▶ _Given exercise_: Everything from the line containing "Decode this image" down to the last line of the entries below must be transcribed exactly, and nothing else.
---------- Listed records ----------
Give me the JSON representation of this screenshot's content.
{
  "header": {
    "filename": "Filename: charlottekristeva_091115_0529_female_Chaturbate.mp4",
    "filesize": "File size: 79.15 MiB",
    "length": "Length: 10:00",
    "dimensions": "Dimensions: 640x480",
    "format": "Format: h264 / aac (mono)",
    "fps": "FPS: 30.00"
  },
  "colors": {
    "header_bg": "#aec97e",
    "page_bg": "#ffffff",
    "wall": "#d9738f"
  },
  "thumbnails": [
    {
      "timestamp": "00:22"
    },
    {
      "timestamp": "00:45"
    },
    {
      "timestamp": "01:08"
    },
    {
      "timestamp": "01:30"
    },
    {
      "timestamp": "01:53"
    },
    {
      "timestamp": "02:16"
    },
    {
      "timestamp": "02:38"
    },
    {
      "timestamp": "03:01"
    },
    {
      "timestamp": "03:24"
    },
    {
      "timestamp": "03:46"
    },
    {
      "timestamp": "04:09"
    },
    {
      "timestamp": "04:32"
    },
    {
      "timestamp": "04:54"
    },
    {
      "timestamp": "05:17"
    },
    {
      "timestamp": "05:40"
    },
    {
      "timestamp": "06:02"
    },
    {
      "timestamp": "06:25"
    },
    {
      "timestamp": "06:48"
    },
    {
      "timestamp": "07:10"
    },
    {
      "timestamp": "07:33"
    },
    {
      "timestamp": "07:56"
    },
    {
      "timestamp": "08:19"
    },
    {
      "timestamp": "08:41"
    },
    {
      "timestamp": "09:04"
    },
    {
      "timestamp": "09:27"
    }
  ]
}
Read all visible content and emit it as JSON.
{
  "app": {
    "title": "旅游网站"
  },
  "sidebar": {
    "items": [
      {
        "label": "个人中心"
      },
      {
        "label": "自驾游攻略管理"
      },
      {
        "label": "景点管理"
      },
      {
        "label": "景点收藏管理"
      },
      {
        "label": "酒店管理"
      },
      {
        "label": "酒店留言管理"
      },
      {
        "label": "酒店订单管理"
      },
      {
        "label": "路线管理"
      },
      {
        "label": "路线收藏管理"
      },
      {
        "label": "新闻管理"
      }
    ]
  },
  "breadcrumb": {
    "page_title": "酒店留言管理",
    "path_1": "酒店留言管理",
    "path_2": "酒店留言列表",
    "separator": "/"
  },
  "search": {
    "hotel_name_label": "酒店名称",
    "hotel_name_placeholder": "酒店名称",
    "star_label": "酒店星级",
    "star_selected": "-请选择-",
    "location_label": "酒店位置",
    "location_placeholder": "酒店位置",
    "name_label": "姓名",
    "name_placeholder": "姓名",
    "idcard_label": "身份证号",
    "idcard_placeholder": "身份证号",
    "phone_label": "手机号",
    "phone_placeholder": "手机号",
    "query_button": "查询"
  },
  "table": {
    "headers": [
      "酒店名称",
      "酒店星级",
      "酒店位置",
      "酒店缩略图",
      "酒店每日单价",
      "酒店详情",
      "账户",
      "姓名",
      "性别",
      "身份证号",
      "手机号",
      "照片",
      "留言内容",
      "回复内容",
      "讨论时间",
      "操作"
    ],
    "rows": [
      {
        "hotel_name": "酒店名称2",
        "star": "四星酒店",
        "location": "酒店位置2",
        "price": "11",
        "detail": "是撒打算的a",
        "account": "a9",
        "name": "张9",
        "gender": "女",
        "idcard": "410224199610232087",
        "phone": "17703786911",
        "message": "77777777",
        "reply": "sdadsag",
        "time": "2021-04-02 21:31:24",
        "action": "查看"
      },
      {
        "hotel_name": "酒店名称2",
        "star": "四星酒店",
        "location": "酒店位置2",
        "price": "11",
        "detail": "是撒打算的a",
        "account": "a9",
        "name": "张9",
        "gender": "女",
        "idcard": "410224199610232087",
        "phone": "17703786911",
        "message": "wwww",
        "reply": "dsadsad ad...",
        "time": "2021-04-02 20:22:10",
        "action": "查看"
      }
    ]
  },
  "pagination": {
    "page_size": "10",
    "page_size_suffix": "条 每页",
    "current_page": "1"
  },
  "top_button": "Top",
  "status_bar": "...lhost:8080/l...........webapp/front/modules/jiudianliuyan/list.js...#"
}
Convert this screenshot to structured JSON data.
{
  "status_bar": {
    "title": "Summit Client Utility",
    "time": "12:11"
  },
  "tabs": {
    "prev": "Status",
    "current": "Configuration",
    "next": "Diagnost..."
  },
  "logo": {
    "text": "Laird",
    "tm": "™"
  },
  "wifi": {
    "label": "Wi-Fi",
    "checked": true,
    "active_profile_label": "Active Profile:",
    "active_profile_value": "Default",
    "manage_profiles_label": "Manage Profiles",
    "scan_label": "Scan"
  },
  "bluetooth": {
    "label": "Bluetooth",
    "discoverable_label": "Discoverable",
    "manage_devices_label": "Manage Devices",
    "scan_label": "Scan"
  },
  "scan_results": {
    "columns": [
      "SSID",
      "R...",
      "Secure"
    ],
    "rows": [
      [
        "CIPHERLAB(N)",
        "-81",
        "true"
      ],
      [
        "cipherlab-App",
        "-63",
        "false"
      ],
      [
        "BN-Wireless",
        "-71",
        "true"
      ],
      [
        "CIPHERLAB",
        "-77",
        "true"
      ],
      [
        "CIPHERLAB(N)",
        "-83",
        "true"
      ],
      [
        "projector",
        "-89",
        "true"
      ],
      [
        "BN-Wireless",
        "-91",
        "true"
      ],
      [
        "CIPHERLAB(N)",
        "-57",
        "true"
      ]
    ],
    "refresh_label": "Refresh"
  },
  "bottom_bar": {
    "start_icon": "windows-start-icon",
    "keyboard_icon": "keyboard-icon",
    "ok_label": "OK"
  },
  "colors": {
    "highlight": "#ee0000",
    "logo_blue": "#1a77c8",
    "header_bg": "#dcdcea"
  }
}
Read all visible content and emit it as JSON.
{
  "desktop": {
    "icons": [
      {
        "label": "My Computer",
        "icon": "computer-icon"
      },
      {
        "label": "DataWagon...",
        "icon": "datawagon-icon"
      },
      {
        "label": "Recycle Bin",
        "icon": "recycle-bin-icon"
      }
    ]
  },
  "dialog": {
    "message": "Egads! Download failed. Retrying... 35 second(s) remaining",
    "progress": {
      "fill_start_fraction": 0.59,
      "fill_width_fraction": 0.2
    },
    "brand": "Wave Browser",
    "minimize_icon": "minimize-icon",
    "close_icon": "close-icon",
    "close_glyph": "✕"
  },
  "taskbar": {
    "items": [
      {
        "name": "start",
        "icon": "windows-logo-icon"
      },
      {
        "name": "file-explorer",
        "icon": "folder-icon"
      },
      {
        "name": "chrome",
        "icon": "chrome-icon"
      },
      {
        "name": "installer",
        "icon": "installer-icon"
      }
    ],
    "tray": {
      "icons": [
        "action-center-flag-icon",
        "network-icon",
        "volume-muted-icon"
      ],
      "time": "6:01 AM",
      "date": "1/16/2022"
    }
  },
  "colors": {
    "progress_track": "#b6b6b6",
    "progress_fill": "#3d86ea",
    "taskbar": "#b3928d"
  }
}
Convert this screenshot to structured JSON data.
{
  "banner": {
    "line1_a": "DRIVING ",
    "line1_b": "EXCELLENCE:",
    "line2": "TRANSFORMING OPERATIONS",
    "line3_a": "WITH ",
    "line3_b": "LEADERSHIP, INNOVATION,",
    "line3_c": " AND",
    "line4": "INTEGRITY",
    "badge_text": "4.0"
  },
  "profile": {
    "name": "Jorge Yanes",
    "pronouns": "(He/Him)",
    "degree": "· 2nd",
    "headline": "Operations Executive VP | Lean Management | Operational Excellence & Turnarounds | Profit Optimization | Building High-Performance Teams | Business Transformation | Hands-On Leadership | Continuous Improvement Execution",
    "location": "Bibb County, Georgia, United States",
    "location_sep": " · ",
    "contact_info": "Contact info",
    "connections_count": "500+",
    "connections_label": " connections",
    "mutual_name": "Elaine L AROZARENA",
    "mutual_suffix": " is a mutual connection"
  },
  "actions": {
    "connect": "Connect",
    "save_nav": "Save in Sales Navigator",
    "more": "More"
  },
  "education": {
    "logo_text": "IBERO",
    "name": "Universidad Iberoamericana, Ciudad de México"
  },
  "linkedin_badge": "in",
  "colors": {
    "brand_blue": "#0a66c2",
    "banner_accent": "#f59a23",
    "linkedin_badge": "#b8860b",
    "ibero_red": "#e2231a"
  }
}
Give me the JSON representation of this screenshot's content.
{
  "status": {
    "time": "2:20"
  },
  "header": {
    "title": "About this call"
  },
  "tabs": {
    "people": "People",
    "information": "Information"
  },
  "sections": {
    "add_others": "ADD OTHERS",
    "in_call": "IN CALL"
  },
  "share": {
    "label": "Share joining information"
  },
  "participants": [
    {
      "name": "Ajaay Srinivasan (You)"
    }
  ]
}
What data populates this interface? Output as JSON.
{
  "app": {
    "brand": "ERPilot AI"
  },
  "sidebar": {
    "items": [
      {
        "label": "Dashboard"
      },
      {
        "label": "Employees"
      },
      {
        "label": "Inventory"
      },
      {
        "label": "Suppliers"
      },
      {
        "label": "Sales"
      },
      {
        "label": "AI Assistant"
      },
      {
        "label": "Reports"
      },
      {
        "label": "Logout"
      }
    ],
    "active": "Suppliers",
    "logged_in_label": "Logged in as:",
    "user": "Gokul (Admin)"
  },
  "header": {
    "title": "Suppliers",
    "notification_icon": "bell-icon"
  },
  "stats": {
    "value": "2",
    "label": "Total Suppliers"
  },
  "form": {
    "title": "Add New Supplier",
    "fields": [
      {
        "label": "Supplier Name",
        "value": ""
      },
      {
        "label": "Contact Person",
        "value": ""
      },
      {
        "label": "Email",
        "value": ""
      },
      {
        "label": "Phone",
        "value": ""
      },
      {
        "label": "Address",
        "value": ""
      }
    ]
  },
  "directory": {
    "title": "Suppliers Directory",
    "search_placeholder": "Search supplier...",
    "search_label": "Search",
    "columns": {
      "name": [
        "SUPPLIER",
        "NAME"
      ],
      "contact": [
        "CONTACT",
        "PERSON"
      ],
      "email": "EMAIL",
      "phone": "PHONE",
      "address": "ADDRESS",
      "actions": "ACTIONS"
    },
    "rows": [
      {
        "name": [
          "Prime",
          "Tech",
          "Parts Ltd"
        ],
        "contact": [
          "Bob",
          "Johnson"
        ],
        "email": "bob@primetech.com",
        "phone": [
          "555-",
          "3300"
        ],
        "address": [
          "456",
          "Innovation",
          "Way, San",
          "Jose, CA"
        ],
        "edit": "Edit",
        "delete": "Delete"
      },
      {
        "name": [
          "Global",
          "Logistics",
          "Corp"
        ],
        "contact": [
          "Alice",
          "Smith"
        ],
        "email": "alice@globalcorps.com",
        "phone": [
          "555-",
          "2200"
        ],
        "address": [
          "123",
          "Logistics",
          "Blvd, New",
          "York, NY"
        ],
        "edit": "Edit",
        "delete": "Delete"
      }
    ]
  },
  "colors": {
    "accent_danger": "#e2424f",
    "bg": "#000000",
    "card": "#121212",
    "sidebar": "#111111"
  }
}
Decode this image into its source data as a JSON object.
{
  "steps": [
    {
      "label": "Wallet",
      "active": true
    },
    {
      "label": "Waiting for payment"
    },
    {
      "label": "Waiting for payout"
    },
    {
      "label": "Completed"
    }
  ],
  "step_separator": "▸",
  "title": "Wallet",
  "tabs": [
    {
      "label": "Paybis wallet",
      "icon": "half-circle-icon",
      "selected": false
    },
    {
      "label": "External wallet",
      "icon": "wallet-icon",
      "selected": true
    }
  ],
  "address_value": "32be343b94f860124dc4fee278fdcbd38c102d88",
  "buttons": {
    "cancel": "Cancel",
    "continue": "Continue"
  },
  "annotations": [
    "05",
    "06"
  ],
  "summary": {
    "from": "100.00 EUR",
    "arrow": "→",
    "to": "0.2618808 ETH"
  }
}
----------
▶ _Exercise response_:
Decode this image into its source data as a JSON object.
{
  "steps": [
    {
      "label": "Wallet",
      "active": true
    },
    {
      "label": "Waiting for payment"
    },
    {
      "label": "Waiting for payout"
    },
    {
      "label": "Completed"
    }
  ],
  "step_separator": "▸",
  "title": "Wallet",
  "tabs": [
    {
      "label": "Paybis wallet",
      "icon": "half-circle-icon",
      "selected": false
    },
    {
      "label": "External wallet",
      "icon": "wallet-icon",
      "selected": true
    }
  ],
  "address_value": "32be343b94f860124dc4fee278fdcbd38c102d88",
  "buttons": {
    "cancel": "Cancel",
    "continue": "Continue"
  },
  "annotations": [
    "05",
    "06"
  ],
  "summary": {
    "from": "100.00 EUR",
    "arrow": "→",
    "to": "0.2618808 ETH"
  }
}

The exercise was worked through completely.